• **PROBLEM REQUIREMENTS**: Exactly as written, retype the listing below, omitting the pictures.
----- ENTRIES
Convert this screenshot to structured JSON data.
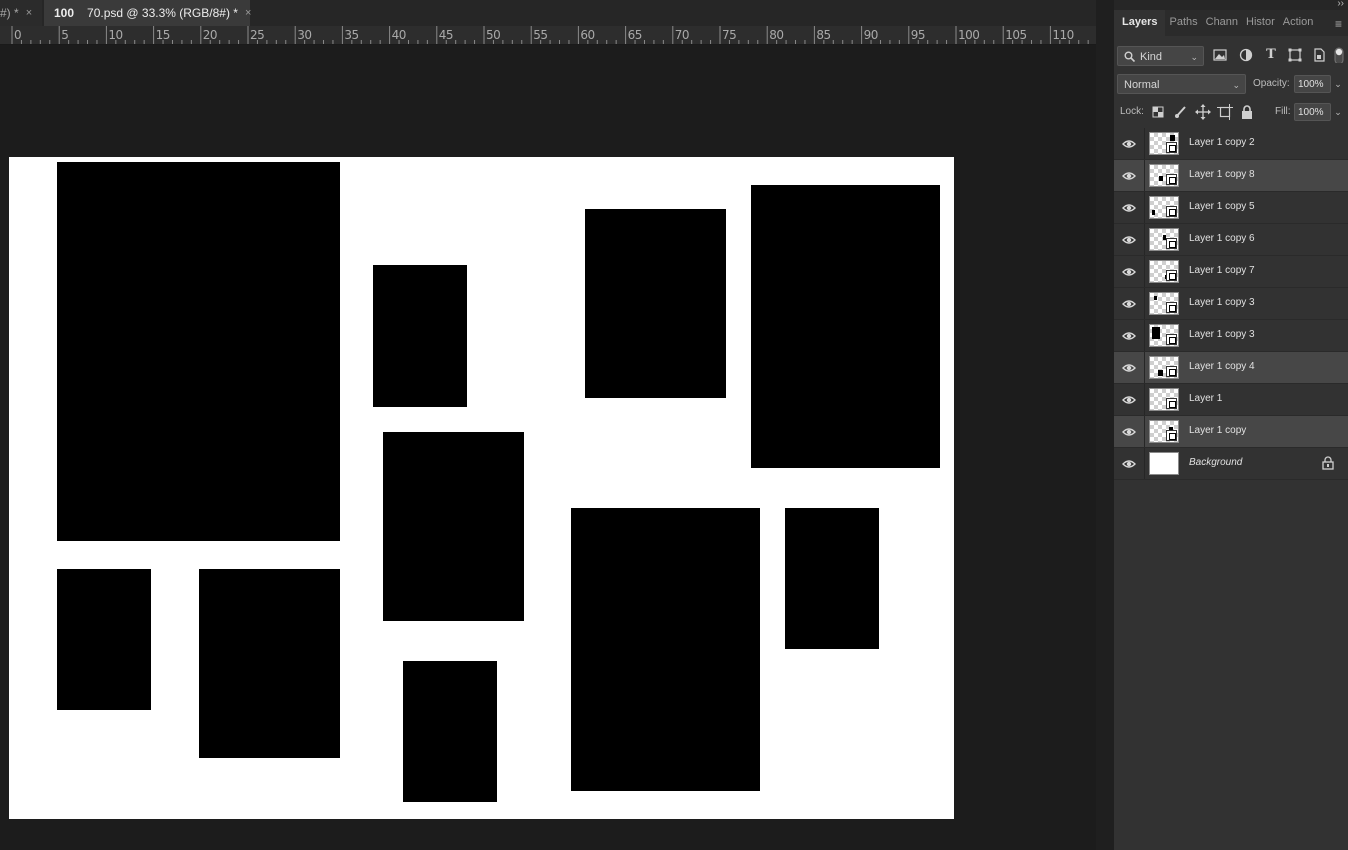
{
  "tabs": [
    {
      "label": "#) *",
      "close": "×"
    },
    {
      "label_bold": "100",
      "label": "70.psd @ 33.3% (RGB/8#) *",
      "close": "×"
    }
  ],
  "ruler": {
    "labels": [
      "0",
      "5",
      "10",
      "15",
      "20",
      "25",
      "30",
      "35",
      "40",
      "45",
      "50",
      "55",
      "60",
      "65",
      "70",
      "75",
      "80",
      "85",
      "90",
      "95",
      "100",
      "105",
      "110"
    ]
  },
  "panel": {
    "collapse_icon": "››",
    "tabs": [
      "Layers",
      "Paths",
      "Chann",
      "Histor",
      "Action"
    ],
    "menu_icon": "≡",
    "filter": {
      "label": "Kind",
      "icon": "search-icon"
    },
    "blend_mode": "Normal",
    "opacity_label": "Opacity:",
    "opacity_value": "100%",
    "lock_label": "Lock:",
    "fill_label": "Fill:",
    "fill_value": "100%",
    "layers": [
      {
        "name": "Layer 1 copy 2",
        "selected": false
      },
      {
        "name": "Layer 1 copy 8",
        "selected": true
      },
      {
        "name": "Layer 1 copy 5",
        "selected": false
      },
      {
        "name": "Layer 1 copy 6",
        "selected": false
      },
      {
        "name": "Layer 1 copy 7",
        "selected": false
      },
      {
        "name": "Layer 1 copy 3",
        "selected": false
      },
      {
        "name": "Layer 1 copy 3",
        "selected": false
      },
      {
        "name": "Layer 1 copy 4",
        "selected": true
      },
      {
        "name": "Layer 1",
        "selected": false
      },
      {
        "name": "Layer 1 copy",
        "selected": true
      },
      {
        "name": "Background",
        "selected": false,
        "locked": true
      }
    ]
  }
}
----------
• **OUTPUT FOR THIS TASK**:
Convert this screenshot to structured JSON data.
{
  "tabs": [
    {
      "label": "#) *",
      "close": "×"
    },
    {
      "label_bold": "100",
      "label": "70.psd @ 33.3% (RGB/8#) *",
      "close": "×"
    }
  ],
  "ruler": {
    "labels": [
      "0",
      "5",
      "10",
      "15",
      "20",
      "25",
      "30",
      "35",
      "40",
      "45",
      "50",
      "55",
      "60",
      "65",
      "70",
      "75",
      "80",
      "85",
      "90",
      "95",
      "100",
      "105",
      "110"
    ]
  },
  "panel": {
    "collapse_icon": "››",
    "tabs": [
      "Layers",
      "Paths",
      "Chann",
      "Histor",
      "Action"
    ],
    "menu_icon": "≡",
    "filter": {
      "label": "Kind",
      "icon": "search-icon"
    },
    "blend_mode": "Normal",
    "opacity_label": "Opacity:",
    "opacity_value": "100%",
    "lock_label": "Lock:",
    "fill_label": "Fill:",
    "fill_value": "100%",
    "layers": [
      {
        "name": "Layer 1 copy 2",
        "selected": false
      },
      {
        "name": "Layer 1 copy 8",
        "selected": true
      },
      {
        "name": "Layer 1 copy 5",
        "selected": false
      },
      {
        "name": "Layer 1 copy 6",
        "selected": false
      },
      {
        "name": "Layer 1 copy 7",
        "selected": false
      },
      {
        "name": "Layer 1 copy 3",
        "selected": false
      },
      {
        "name": "Layer 1 copy 3",
        "selected": false
      },
      {
        "name": "Layer 1 copy 4",
        "selected": true
      },
      {
        "name": "Layer 1",
        "selected": false
      },
      {
        "name": "Layer 1 copy",
        "selected": true
      },
      {
        "name": "Background",
        "selected": false,
        "locked": true
      }
    ]
  }
}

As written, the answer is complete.